#### [Required task]
Copy each line that contains the string "piano".

#### [Supplied data]
┌──

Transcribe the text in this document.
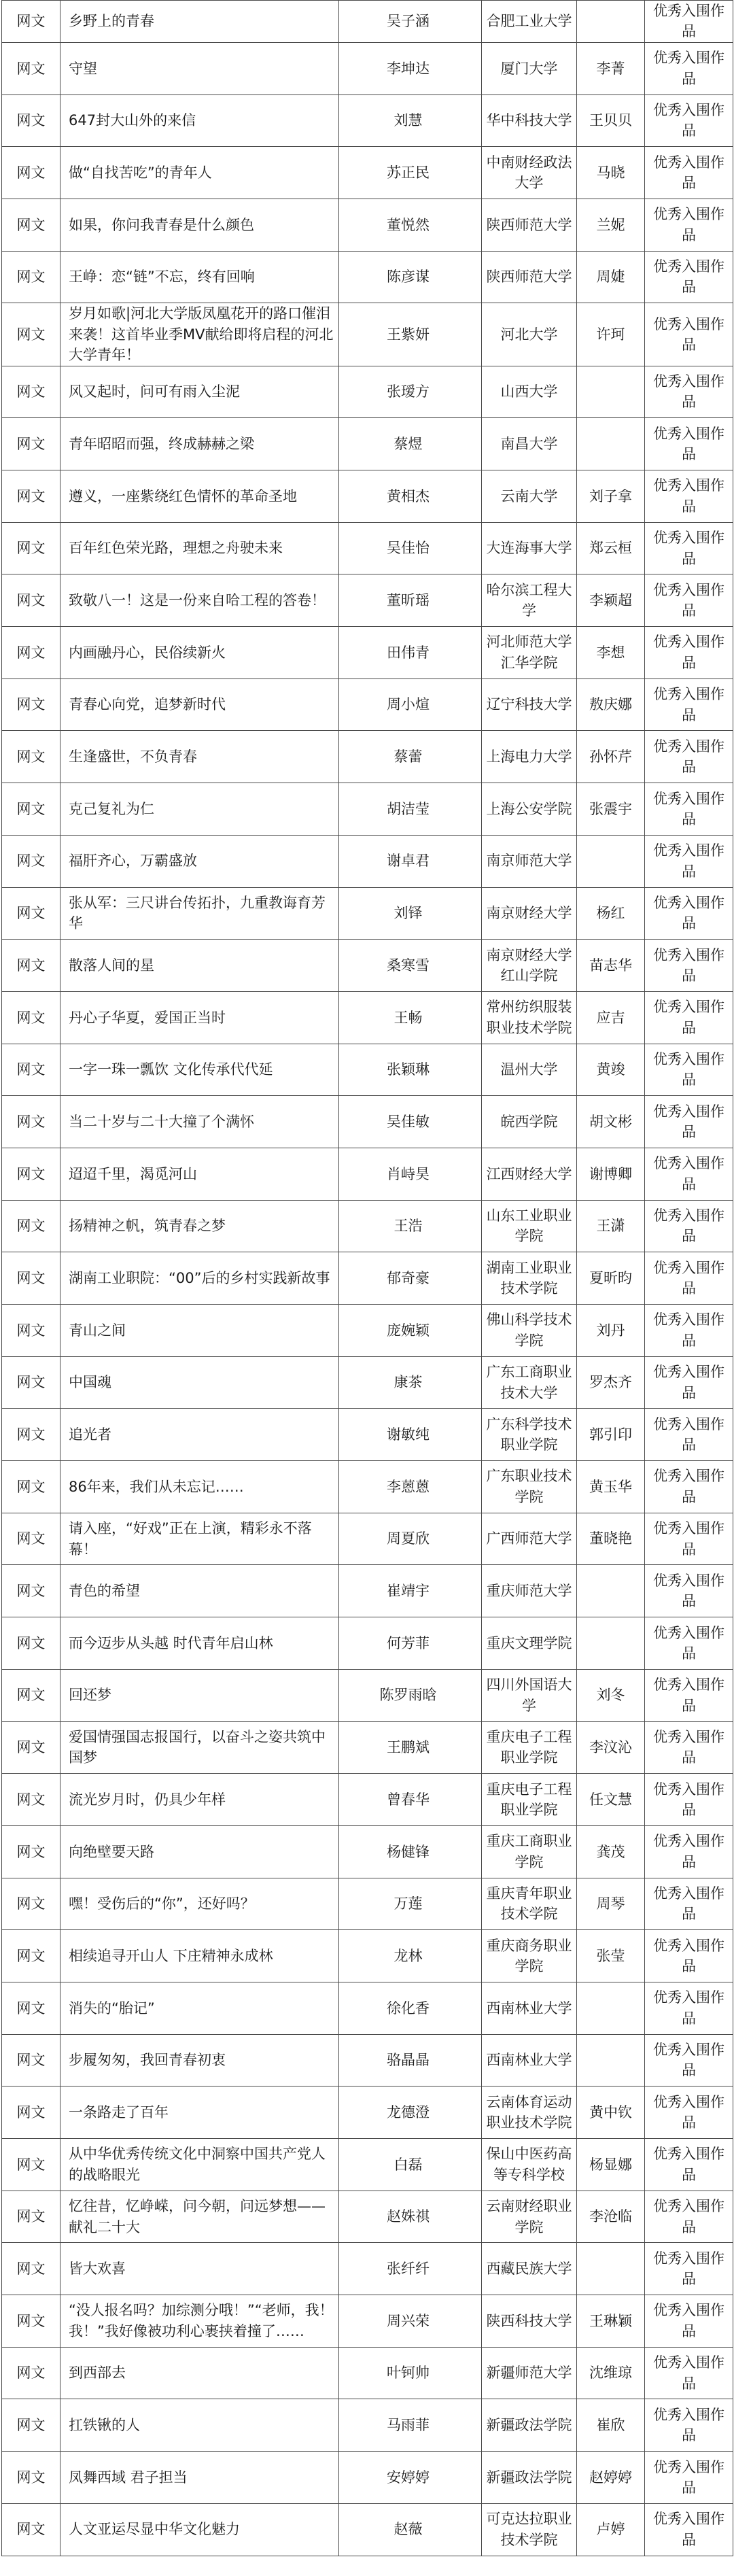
网文	乡野上的青春	吴子涵	合肥工业大学		优秀入围作品
网文	守望	李坤达	厦门大学	李菁	优秀入围作品
网文	647封大山外的来信	刘慧	华中科技大学	王贝贝	优秀入围作品
网文	做“自找苦吃”的青年人	苏正民	中南财经政法大学	马晓	优秀入围作品
网文	如果，你问我青春是什么颜色	董悦然	陕西师范大学	兰妮	优秀入围作品
网文	王峥：恋“链”不忘，终有回响	陈彦谋	陕西师范大学	周婕	优秀入围作品
网文	岁月如歌|河北大学版凤凰花开的路口催泪来袭！这首毕业季MV献给即将启程的河北大学青年！	王紫妍	河北大学	许珂	优秀入围作品
网文	风又起时，问可有雨入尘泥	张瑷方	山西大学		优秀入围作品
网文	青年昭昭而强，终成赫赫之梁	蔡煜	南昌大学		优秀入围作品
网文	遵义，一座紫绕红色情怀的革命圣地	黄相杰	云南大学	刘子拿	优秀入围作品
网文	百年红色荣光路，理想之舟驶未来	吴佳怡	大连海事大学	郑云桓	优秀入围作品
网文	致敬八一！这是一份来自哈工程的答卷！	董昕瑶	哈尔滨工程大学	李颖超	优秀入围作品
网文	内画融丹心，民俗续新火	田伟青	河北师范大学汇华学院	李想	优秀入围作品
网文	青春心向党，追梦新时代	周小煊	辽宁科技大学	敖庆娜	优秀入围作品
网文	生逢盛世，不负青春	蔡蕾	上海电力大学	孙怀芹	优秀入围作品
网文	克己复礼为仁	胡洁莹	上海公安学院	张震宇	优秀入围作品
网文	福肝齐心，万霸盛放	谢卓君	南京师范大学		优秀入围作品
网文	张从军：三尺讲台传拓扑，九重教诲育芳华	刘铎	南京财经大学	杨红	优秀入围作品
网文	散落人间的星	桑寒雪	南京财经大学红山学院	苗志华	优秀入围作品
网文	丹心子华夏，爱国正当时	王畅	常州纺织服装职业技术学院	应吉	优秀入围作品
网文	一字一珠一瓢饮 文化传承代代延	张颖琳	温州大学	黄竣	优秀入围作品
网文	当二十岁与二十大撞了个满怀	吴佳敏	皖西学院	胡文彬	优秀入围作品
网文	迢迢千里，渴觅河山	肖峙昊	江西财经大学	谢博卿	优秀入围作品
网文	扬精神之帆，筑青春之梦	王浩	山东工业职业学院	王潇	优秀入围作品
网文	湖南工业职院：“00”后的乡村实践新故事	郁奇豪	湖南工业职业技术学院	夏昕昀	优秀入围作品
网文	青山之间	庞婉颖	佛山科学技术学院	刘丹	优秀入围作品
网文	中国魂	康茶	广东工商职业技术大学	罗杰齐	优秀入围作品
网文	追光者	谢敏纯	广东科学技术职业学院	郭引印	优秀入围作品
网文	86年来，我们从未忘记……	李蒽蒽	广东职业技术学院	黄玉华	优秀入围作品
网文	请入座，“好戏”正在上演，精彩永不落幕！	周夏欣	广西师范大学	董晓艳	优秀入围作品
网文	青色的希望	崔靖宇	重庆师范大学		优秀入围作品
网文	而今迈步从头越 时代青年启山林	何芳菲	重庆文理学院		优秀入围作品
网文	回还梦	陈罗雨晗	四川外国语大学	刘冬	优秀入围作品
网文	爱国情强国志报国行，以奋斗之姿共筑中国梦	王鹏斌	重庆电子工程职业学院	李汶沁	优秀入围作品
网文	流光岁月时，仍具少年样	曾春华	重庆电子工程职业学院	任文慧	优秀入围作品
网文	向绝壁要天路	杨健锋	重庆工商职业学院	龚茂	优秀入围作品
网文	嘿！受伤后的“你”，还好吗？	万莲	重庆青年职业技术学院	周琴	优秀入围作品
网文	相续追寻开山人 下庄精神永成林	龙林	重庆商务职业学院	张莹	优秀入围作品
网文	消失的“胎记”	徐化香	西南林业大学		优秀入围作品
网文	步履匆匆，我回青春初衷	骆晶晶	西南林业大学		优秀入围作品
网文	一条路走了百年	龙德澄	云南体育运动职业技术学院	黄中钦	优秀入围作品
网文	从中华优秀传统文化中洞察中国共产党人的战略眼光	白磊	保山中医药高等专科学校	杨显娜	优秀入围作品
网文	忆往昔，忆峥嵘，问今朝，问远梦想——献礼二十大	赵姝祺	云南财经职业学院	李沧临	优秀入围作品
网文	皆大欢喜	张纤纤	西藏民族大学		优秀入围作品
网文	“没人报名吗？加综测分哦！”“老师，我！我！”我好像被功利心裹挟着撞了……	周兴荣	陕西科技大学	王琳颖	优秀入围作品
网文	到西部去	叶钶帅	新疆师范大学	沈维琼	优秀入围作品
网文	扛铁锹的人	马雨菲	新疆政法学院	崔欣	优秀入围作品
网文	凤舞西域 君子担当	安婷婷	新疆政法学院	赵婷婷	优秀入围作品
网文	人文亚运尽显中华文化魅力	赵薇	可克达拉职业技术学院	卢婷	优秀入围作品
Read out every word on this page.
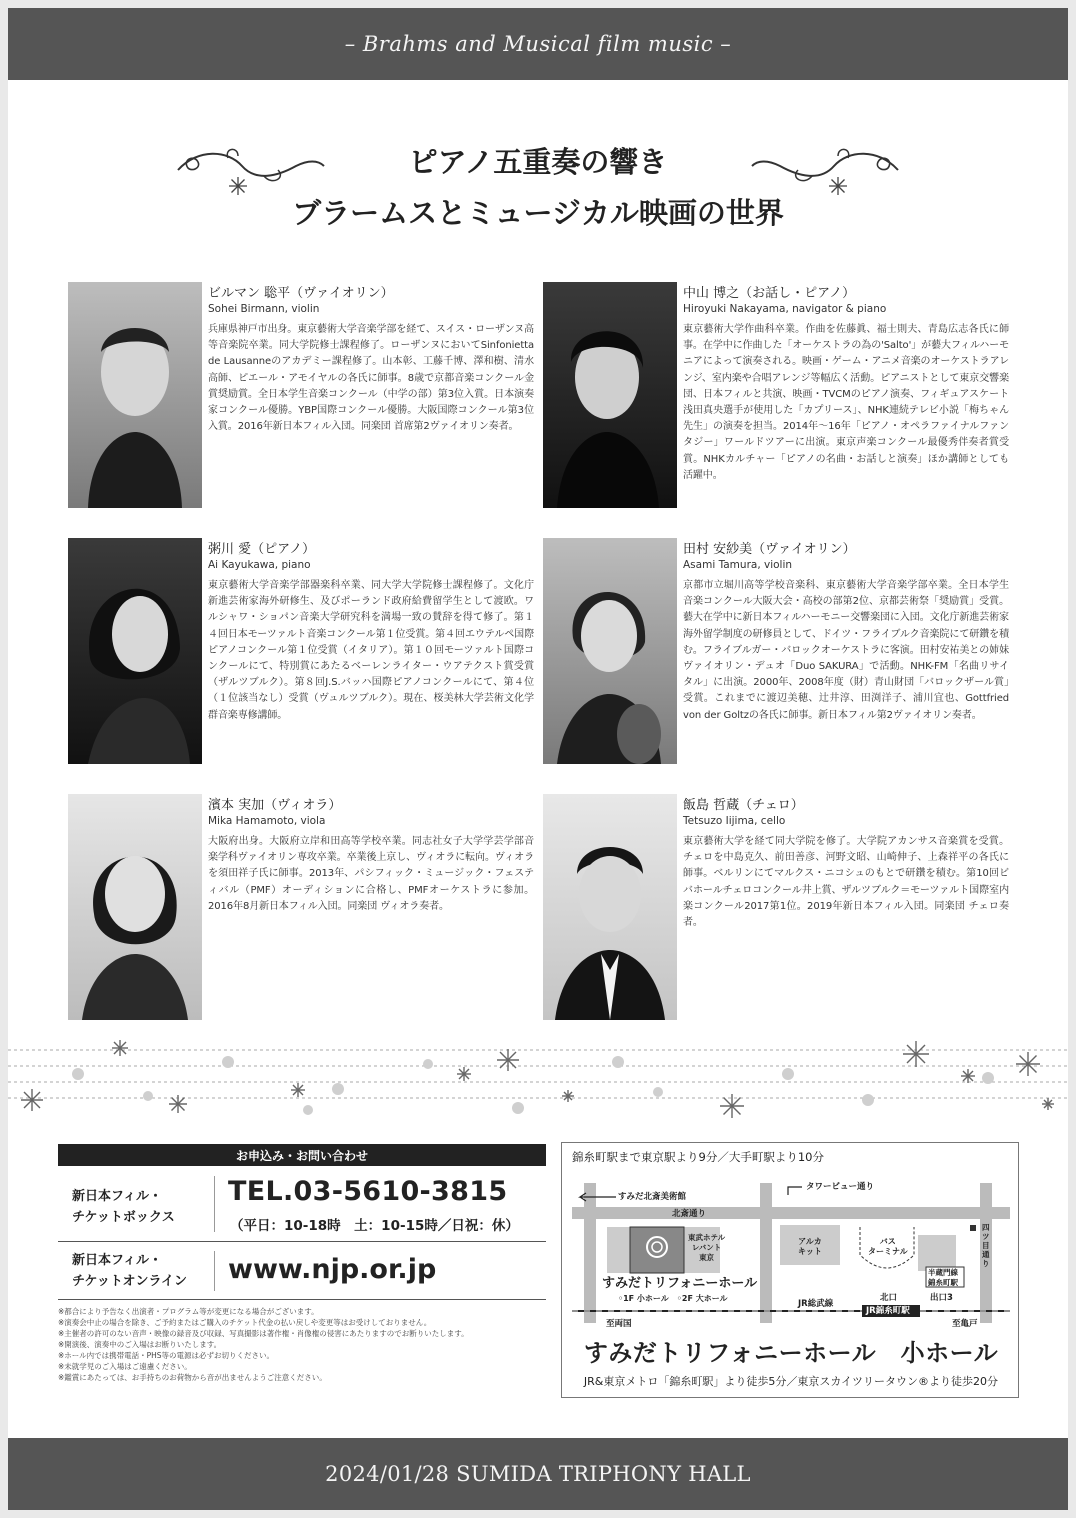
– Brahms and Musical film music –
ピアノ五重奏の響き
ブラームスとミュージカル映画の世界
ビルマン 聡平（ヴァイオリン）
Sohei Birmann, violin
兵庫県神戸市出身。東京藝術大学音楽学部を経て、スイス・ローザンヌ高等音楽院卒業。同大学院修士課程修了。ローザンヌにおいてSinfonietta de Lausanneのアカデミー課程修了。山本彰、工藤千博、澤和樹、清水高師、ピエール・アモイヤルの各氏に師事。8歳で京都音楽コンクール金賞奨励賞。全日本学生音楽コンクール（中学の部）第3位入賞。日本演奏家コンクール優勝。YBP国際コンクール優勝。大阪国際コンクール第3位入賞。2016年新日本フィル入団。同楽団 首席第2ヴァイオリン奏者。
中山 博之（お話し・ピアノ）
Hiroyuki Nakayama, navigator & piano
東京藝術大学作曲科卒業。作曲を佐藤眞、福士則夫、青島広志各氏に師事。在学中に作曲した「オーケストラの為の'Salto'」が藝大フィルハーモニアによって演奏される。映画・ゲーム・アニメ音楽のオーケストラアレンジ、室内楽や合唱アレンジ等幅広く活動。ピアニストとして東京交響楽団、日本フィルと共演、映画・TVCMのピアノ演奏、フィギュアスケート浅田真央選手が使用した「カプリース」、NHK連続テレビ小説「梅ちゃん先生」の演奏を担当。2014年～16年「ピアノ・オペラファイナルファンタジー」ワールドツアーに出演。東京声楽コンクール最優秀伴奏者賞受賞。NHKカルチャー「ピアノの名曲・お話しと演奏」ほか講師としても活躍中。
粥川 愛（ピアノ）
Ai Kayukawa, piano
東京藝術大学音楽学部器楽科卒業、同大学大学院修士課程修了。文化庁新進芸術家海外研修生、及びポーランド政府給費留学生として渡欧。ワルシャワ・ショパン音楽大学研究科を満場一致の賛辞を得て修了。第１４回日本モーツァルト音楽コンクール第１位受賞。第４回エウテルペ国際ピアノコンクール第１位受賞（イタリア）。第１０回モーツァルト国際コンクールにて、特別賞にあたるベーレンライター・ウアテクスト賞受賞（ザルツブルク）。第８回J.S.バッハ国際ピアノコンクールにて、第４位（１位該当なし）受賞（ヴュルツブルク）。現在、桜美林大学芸術文化学群音楽専修講師。
田村 安紗美（ヴァイオリン）
Asami Tamura, violin
京都市立堀川高等学校音楽科、東京藝術大学音楽学部卒業。全日本学生音楽コンクール大阪大会・高校の部第2位、京都芸術祭「奨励賞」受賞。藝大在学中に新日本フィルハーモニー交響楽団に入団。文化庁新進芸術家海外留学制度の研修員として、ドイツ・フライブルク音楽院にて研鑽を積む。フライブルガー・バロックオーケストラに客演。田村安祐美との姉妹ヴァイオリン・デュオ「Duo SAKURA」で活動。NHK-FM「名曲リサイタル」に出演。2000年、2008年度（財）青山財団「バロックザール賞」受賞。これまでに渡辺美穂、辻井淳、田渕洋子、浦川宜也、Gottfried von der Goltzの各氏に師事。新日本フィル第2ヴァイオリン奏者。
濱本 実加（ヴィオラ）
Mika Hamamoto, viola
大阪府出身。大阪府立岸和田高等学校卒業。同志社女子大学学芸学部音楽学科ヴァイオリン専攻卒業。卒業後上京し、ヴィオラに転向。ヴィオラを須田祥子氏に師事。2013年、パシフィック・ミュージック・フェスティバル（PMF）オーディションに合格し、PMFオーケストラに参加。2016年8月新日本フィル入団。同楽団 ヴィオラ奏者。
飯島 哲蔵（チェロ）
Tetsuzo Iijima, cello
東京藝術大学を経て同大学院を修了。大学院アカンサス音楽賞を受賞。チェロを中島克久、前田善彦、河野文昭、山崎伸子、上森祥平の各氏に師事。ベルリンにてマルクス・ニコシュのもとで研鑽を積む。第10回ビバホールチェロコンクール井上賞、ザルツブルク＝モーツァルト国際室内楽コンクール2017第1位。2019年新日本フィル入団。同楽団 チェロ奏者。
お申込み・お問い合わせ
新日本フィル・
チケットボックス
TEL.03-5610-3815
（平日：10-18時　土：10-15時／日祝：休）
新日本フィル・
チケットオンライン	www.njp.or.jp
※都合により予告なく出演者・プログラム等が変更になる場合がございます。
※演奏会中止の場合を除き、ご予約またはご購入のチケット代金の払い戻しや変更等はお受けしておりません。
※主催者の許可のない音声・映像の録音及び収録、写真撮影は著作権・肖像権の侵害にあたりますのでお断りいたします。
※開演後、演奏中のご入場はお断りいたします。
※ホール内では携帯電話・PHS等の電源は必ずお切りください。
※未就学児のご入場はご遠慮ください。
※鑑賞にあたっては、お手持ちのお荷物から音が出ませんようご注意ください。
錦糸町駅まで東京駅より9分／大手町駅より10分
すみだ北斎美術館
タワービュー通り
北斎通り
東武ホテル
レバント
東京
アルカ
キット
バス
ターミナル
半蔵門線
錦糸町駅
四ツ目通り
すみだトリフォニーホール
◦1F 小ホール　◦2F 大ホール	北口	出口3
JR総武線
JR錦糸町駅
至両国	至亀戸
すみだトリフォニーホール　小ホール
JR&東京メトロ「錦糸町駅」より徒歩5分／東京スカイツリータウン®より徒歩20分
2024/01/28 SUMIDA TRIPHONY HALL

└──

#### [Exercise solution]
Hiroyuki Nakayama, navigator & piano
Ai Kayukawa, piano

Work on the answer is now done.